» Data rows:
※ ※ ※
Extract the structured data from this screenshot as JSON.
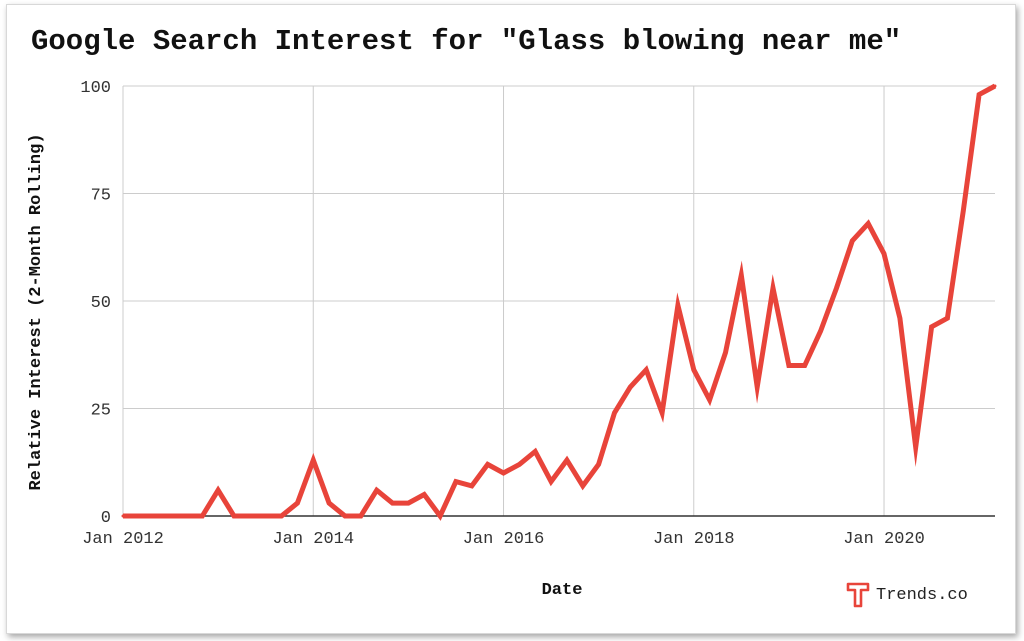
{
  "chart_data": {
    "type": "line",
    "title": "Google Search Interest for \"Glass blowing near me\"",
    "xlabel": "Date",
    "ylabel": "Relative Interest (2-Month Rolling)",
    "ylim": [
      0,
      100
    ],
    "yticks": [
      0,
      25,
      50,
      75,
      100
    ],
    "xlim": [
      "2012-01",
      "2021-03"
    ],
    "xticks": [
      {
        "date": "2012-01",
        "label": "Jan 2012"
      },
      {
        "date": "2014-01",
        "label": "Jan 2014"
      },
      {
        "date": "2016-01",
        "label": "Jan 2016"
      },
      {
        "date": "2018-01",
        "label": "Jan 2018"
      },
      {
        "date": "2020-01",
        "label": "Jan 2020"
      }
    ],
    "grid": true,
    "color": "#e8443a",
    "series": [
      {
        "x": [
          "2012-01",
          "2012-03",
          "2012-05",
          "2012-07",
          "2012-09",
          "2012-11",
          "2013-01",
          "2013-03",
          "2013-05",
          "2013-07",
          "2013-09",
          "2013-11",
          "2014-01",
          "2014-03",
          "2014-05",
          "2014-07",
          "2014-09",
          "2014-11",
          "2015-01",
          "2015-03",
          "2015-05",
          "2015-07",
          "2015-09",
          "2015-11",
          "2016-01",
          "2016-03",
          "2016-05",
          "2016-07",
          "2016-09",
          "2016-11",
          "2017-01",
          "2017-03",
          "2017-05",
          "2017-07",
          "2017-09",
          "2017-11",
          "2018-01",
          "2018-03",
          "2018-05",
          "2018-07",
          "2018-09",
          "2018-11",
          "2019-01",
          "2019-03",
          "2019-05",
          "2019-07",
          "2019-09",
          "2019-11",
          "2020-01",
          "2020-03",
          "2020-05",
          "2020-07",
          "2020-09",
          "2020-11",
          "2021-01",
          "2021-03"
        ],
        "y": [
          0,
          0,
          0,
          0,
          0,
          0,
          6,
          0,
          0,
          0,
          0,
          3,
          13,
          3,
          0,
          0,
          6,
          3,
          3,
          5,
          0,
          8,
          7,
          12,
          10,
          12,
          15,
          8,
          13,
          7,
          12,
          24,
          30,
          34,
          24,
          49,
          34,
          27,
          38,
          56,
          30,
          53,
          35,
          35,
          43,
          53,
          64,
          68,
          61,
          46,
          16,
          44,
          46,
          71,
          98,
          100
        ]
      }
    ],
    "brand": "Trends.co",
    "brand_icon": "trends-logo-icon"
  }
}
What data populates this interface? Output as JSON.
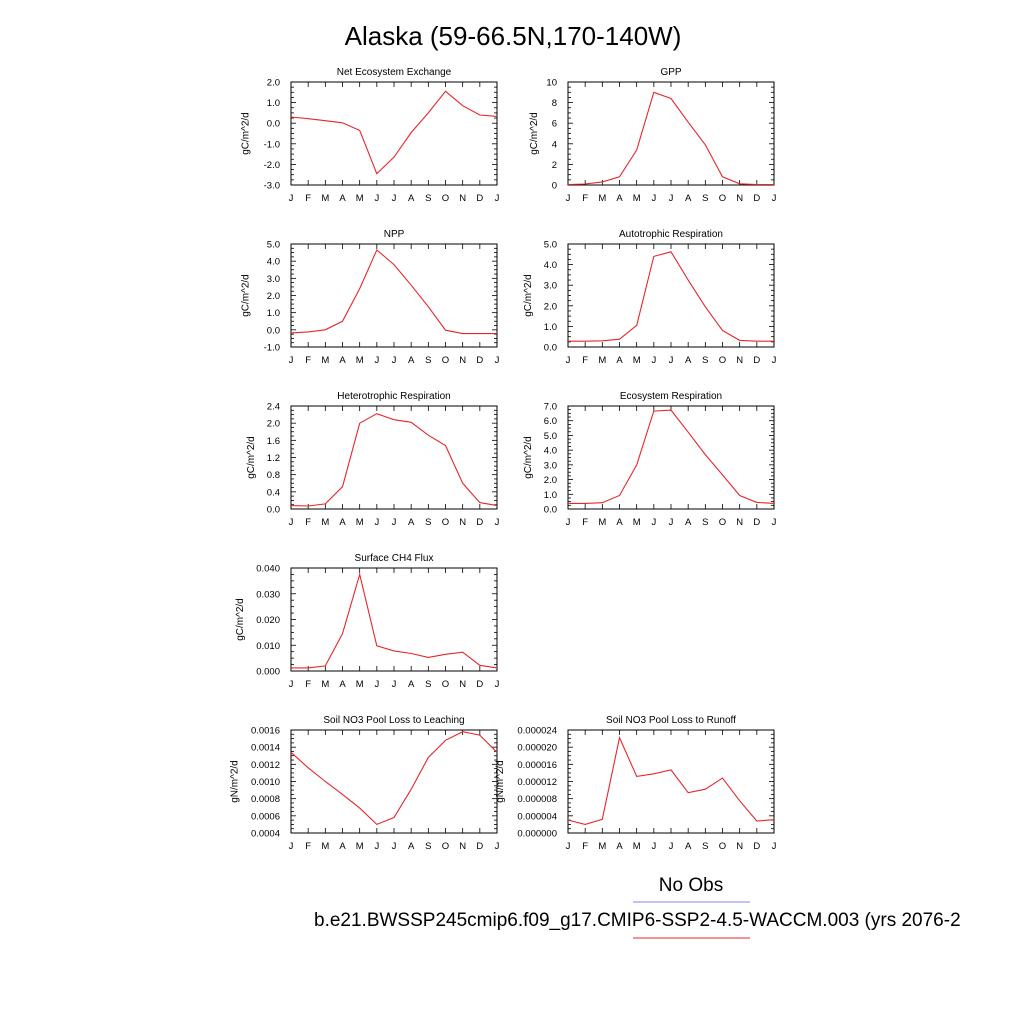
{
  "page": {
    "title": "Alaska (59-66.5N,170-140W)",
    "no_obs_label": "No Obs",
    "case_label": "b.e21.BWSSP245cmip6.f09_g17.CMIP6-SSP2-4.5-WACCM.003 (yrs 2076-2",
    "colors": {
      "model_line": "#e8262b",
      "obs_line": "#8080ff"
    }
  },
  "chart_data": [
    {
      "type": "line",
      "title": "Net Ecosystem Exchange",
      "ylabel": "gC/m^2/d",
      "x": [
        "J",
        "F",
        "M",
        "A",
        "M",
        "J",
        "J",
        "A",
        "S",
        "O",
        "N",
        "D",
        "J"
      ],
      "ylim": [
        -3.0,
        2.0
      ],
      "yticks": [
        "-3.0",
        "-2.0",
        "-1.0",
        "0.0",
        "1.0",
        "2.0"
      ],
      "series": [
        {
          "values": [
            0.3,
            0.22,
            0.12,
            0.02,
            -0.35,
            -2.45,
            -1.65,
            -0.45,
            0.5,
            1.55,
            0.85,
            0.4,
            0.33
          ]
        }
      ]
    },
    {
      "type": "line",
      "title": "GPP",
      "ylabel": "gC/m^2/d",
      "x": [
        "J",
        "F",
        "M",
        "A",
        "M",
        "J",
        "J",
        "A",
        "S",
        "O",
        "N",
        "D",
        "J"
      ],
      "ylim": [
        0,
        10
      ],
      "yticks": [
        "0",
        "2",
        "4",
        "6",
        "8",
        "10"
      ],
      "series": [
        {
          "values": [
            0.05,
            0.1,
            0.3,
            0.8,
            3.4,
            9.0,
            8.4,
            6.1,
            3.9,
            0.8,
            0.12,
            0.05,
            0.05
          ]
        }
      ]
    },
    {
      "type": "line",
      "title": "NPP",
      "ylabel": "gC/m^2/d",
      "x": [
        "J",
        "F",
        "M",
        "A",
        "M",
        "J",
        "J",
        "A",
        "S",
        "O",
        "N",
        "D",
        "J"
      ],
      "ylim": [
        -1.0,
        5.0
      ],
      "yticks": [
        "-1.0",
        "0.0",
        "1.0",
        "2.0",
        "3.0",
        "4.0",
        "5.0"
      ],
      "series": [
        {
          "values": [
            -0.18,
            -0.12,
            0.0,
            0.5,
            2.4,
            4.65,
            3.8,
            2.6,
            1.35,
            -0.02,
            -0.22,
            -0.22,
            -0.22
          ]
        }
      ]
    },
    {
      "type": "line",
      "title": "Autotrophic Respiration",
      "ylabel": "gC/m^2/d",
      "x": [
        "J",
        "F",
        "M",
        "A",
        "M",
        "J",
        "J",
        "A",
        "S",
        "O",
        "N",
        "D",
        "J"
      ],
      "ylim": [
        0.0,
        5.0
      ],
      "yticks": [
        "0.0",
        "1.0",
        "2.0",
        "3.0",
        "4.0",
        "5.0"
      ],
      "series": [
        {
          "values": [
            0.28,
            0.28,
            0.3,
            0.38,
            1.05,
            4.4,
            4.62,
            3.25,
            1.95,
            0.8,
            0.32,
            0.28,
            0.28
          ]
        }
      ]
    },
    {
      "type": "line",
      "title": "Heterotrophic Respiration",
      "ylabel": "gC/m^2/d",
      "x": [
        "J",
        "F",
        "M",
        "A",
        "M",
        "J",
        "J",
        "A",
        "S",
        "O",
        "N",
        "D",
        "J"
      ],
      "ylim": [
        0.0,
        2.4
      ],
      "yticks": [
        "0.0",
        "0.4",
        "0.8",
        "1.2",
        "1.6",
        "2.0",
        "2.4"
      ],
      "series": [
        {
          "values": [
            0.08,
            0.07,
            0.12,
            0.52,
            2.0,
            2.22,
            2.08,
            2.02,
            1.72,
            1.48,
            0.6,
            0.15,
            0.08
          ]
        }
      ]
    },
    {
      "type": "line",
      "title": "Ecosystem Respiration",
      "ylabel": "gC/m^2/d",
      "x": [
        "J",
        "F",
        "M",
        "A",
        "M",
        "J",
        "J",
        "A",
        "S",
        "O",
        "N",
        "D",
        "J"
      ],
      "ylim": [
        0.0,
        7.0
      ],
      "yticks": [
        "0.0",
        "1.0",
        "2.0",
        "3.0",
        "4.0",
        "5.0",
        "6.0",
        "7.0"
      ],
      "series": [
        {
          "values": [
            0.38,
            0.38,
            0.43,
            0.92,
            3.0,
            6.65,
            6.72,
            5.22,
            3.7,
            2.32,
            0.92,
            0.45,
            0.38
          ]
        }
      ]
    },
    {
      "type": "line",
      "title": "Surface CH4 Flux",
      "ylabel": "gC/m^2/d",
      "x": [
        "J",
        "F",
        "M",
        "A",
        "M",
        "J",
        "J",
        "A",
        "S",
        "O",
        "N",
        "D",
        "J"
      ],
      "ylim": [
        0.0,
        0.04
      ],
      "yticks": [
        "0.000",
        "0.010",
        "0.020",
        "0.030",
        "0.040"
      ],
      "series": [
        {
          "values": [
            0.0012,
            0.0012,
            0.002,
            0.0145,
            0.0375,
            0.0098,
            0.0078,
            0.0068,
            0.0053,
            0.0065,
            0.0073,
            0.0022,
            0.0012
          ]
        }
      ]
    },
    {
      "type": "line",
      "title": "Soil NO3 Pool Loss to Leaching",
      "ylabel": "gN/m^2/d",
      "x": [
        "J",
        "F",
        "M",
        "A",
        "M",
        "J",
        "J",
        "A",
        "S",
        "O",
        "N",
        "D",
        "J"
      ],
      "ylim": [
        0.0004,
        0.0016
      ],
      "yticks": [
        "0.0004",
        "0.0006",
        "0.0008",
        "0.0010",
        "0.0012",
        "0.0014",
        "0.0016"
      ],
      "series": [
        {
          "values": [
            0.00134,
            0.00116,
            0.001,
            0.00085,
            0.00069,
            0.0005,
            0.00058,
            0.00091,
            0.00128,
            0.00148,
            0.00158,
            0.00154,
            0.00134
          ]
        }
      ]
    },
    {
      "type": "line",
      "title": "Soil NO3 Pool Loss to Runoff",
      "ylabel": "gN/m^2/d",
      "x": [
        "J",
        "F",
        "M",
        "A",
        "M",
        "J",
        "J",
        "A",
        "S",
        "O",
        "N",
        "D",
        "J"
      ],
      "ylim": [
        0.0,
        2.4e-05
      ],
      "yticks": [
        "0.000000",
        "0.000004",
        "0.000008",
        "0.000012",
        "0.000016",
        "0.000020",
        "0.000024"
      ],
      "series": [
        {
          "values": [
            3e-06,
            2e-06,
            3.2e-06,
            2.22e-05,
            1.32e-05,
            1.38e-05,
            1.47e-05,
            9.4e-06,
            1.02e-05,
            1.28e-05,
            7.5e-06,
            2.8e-06,
            3.1e-06
          ]
        }
      ]
    }
  ]
}
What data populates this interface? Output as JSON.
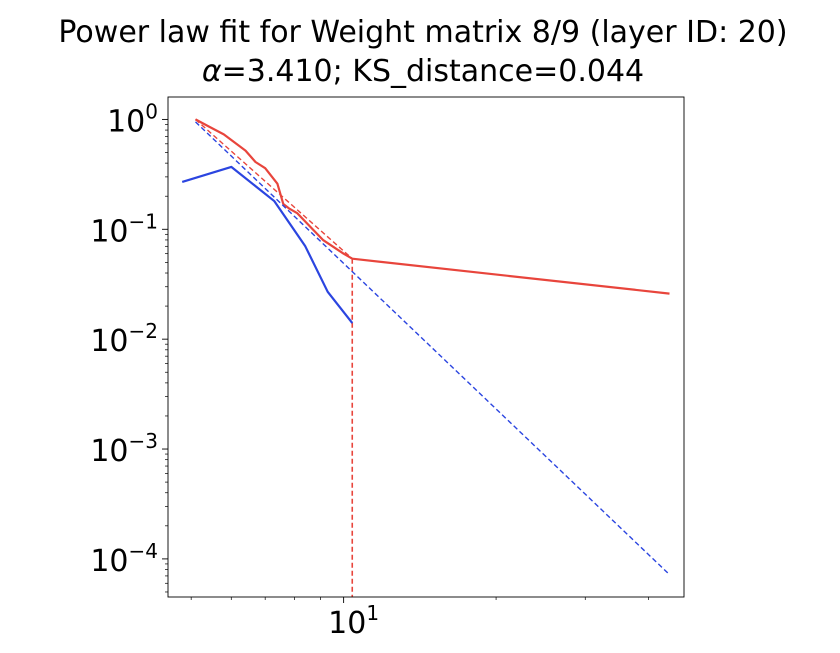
{
  "chart_data": {
    "type": "line",
    "title": "Power law fit for Weight matrix 8/9 (layer ID: 20)",
    "subtitle": {
      "alpha_symbol": "α",
      "alpha_text": "=3.410; KS_distance=0.044"
    },
    "xlabel": "",
    "ylabel": "",
    "x_scale": "log",
    "y_scale": "log",
    "xlim": [
      4.5,
      47
    ],
    "ylim": [
      4.5e-05,
      1.6
    ],
    "x_tick_labels": [
      {
        "value": 10,
        "base": "10",
        "exp": "1"
      }
    ],
    "y_tick_labels": [
      {
        "value": 1,
        "base": "10",
        "exp": "0"
      },
      {
        "value": 0.1,
        "base": "10",
        "exp": "−1"
      },
      {
        "value": 0.01,
        "base": "10",
        "exp": "−2"
      },
      {
        "value": 0.001,
        "base": "10",
        "exp": "−3"
      },
      {
        "value": 0.0001,
        "base": "10",
        "exp": "−4"
      }
    ],
    "x_minor_ticks": [
      5,
      6,
      7,
      8,
      9,
      20,
      30,
      40
    ],
    "grid": false,
    "legend": "none",
    "colors": {
      "red": "#e8453c",
      "blue": "#2b45e0"
    },
    "series": [
      {
        "color": "#e8453c",
        "style": "solid",
        "points": [
          [
            5.1,
            1.0
          ],
          [
            5.4,
            0.87
          ],
          [
            5.8,
            0.73
          ],
          [
            6.2,
            0.58
          ],
          [
            6.4,
            0.52
          ],
          [
            6.7,
            0.41
          ],
          [
            7.0,
            0.36
          ],
          [
            7.4,
            0.26
          ],
          [
            7.6,
            0.17
          ],
          [
            7.8,
            0.155
          ],
          [
            8.1,
            0.14
          ],
          [
            8.6,
            0.105
          ],
          [
            9.1,
            0.08
          ],
          [
            10.0,
            0.06
          ],
          [
            10.4,
            0.054
          ],
          [
            44.0,
            0.026
          ]
        ]
      },
      {
        "color": "#e8453c",
        "style": "dashed",
        "points": [
          [
            5.1,
            1.0
          ],
          [
            10.4,
            0.054
          ]
        ]
      },
      {
        "color": "#2b45e0",
        "style": "solid",
        "points": [
          [
            4.8,
            0.27
          ],
          [
            6.0,
            0.37
          ],
          [
            7.3,
            0.18
          ],
          [
            8.4,
            0.07
          ],
          [
            9.3,
            0.027
          ],
          [
            10.4,
            0.014
          ]
        ]
      },
      {
        "color": "#2b45e0",
        "style": "dashed",
        "points": [
          [
            5.1,
            0.95
          ],
          [
            44.0,
            7.2e-05
          ]
        ]
      }
    ],
    "xmin_line": {
      "x": 10.4,
      "color": "#e8453c",
      "style": "dashed"
    }
  }
}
※ ※ ※
» Problem details: Copy all lines in the listing above where the string "Soil" appears.

» In response:
      "title": "Soil NO3 Pool Loss to Leaching",
      "title": "Soil NO3 Pool Loss to Runoff",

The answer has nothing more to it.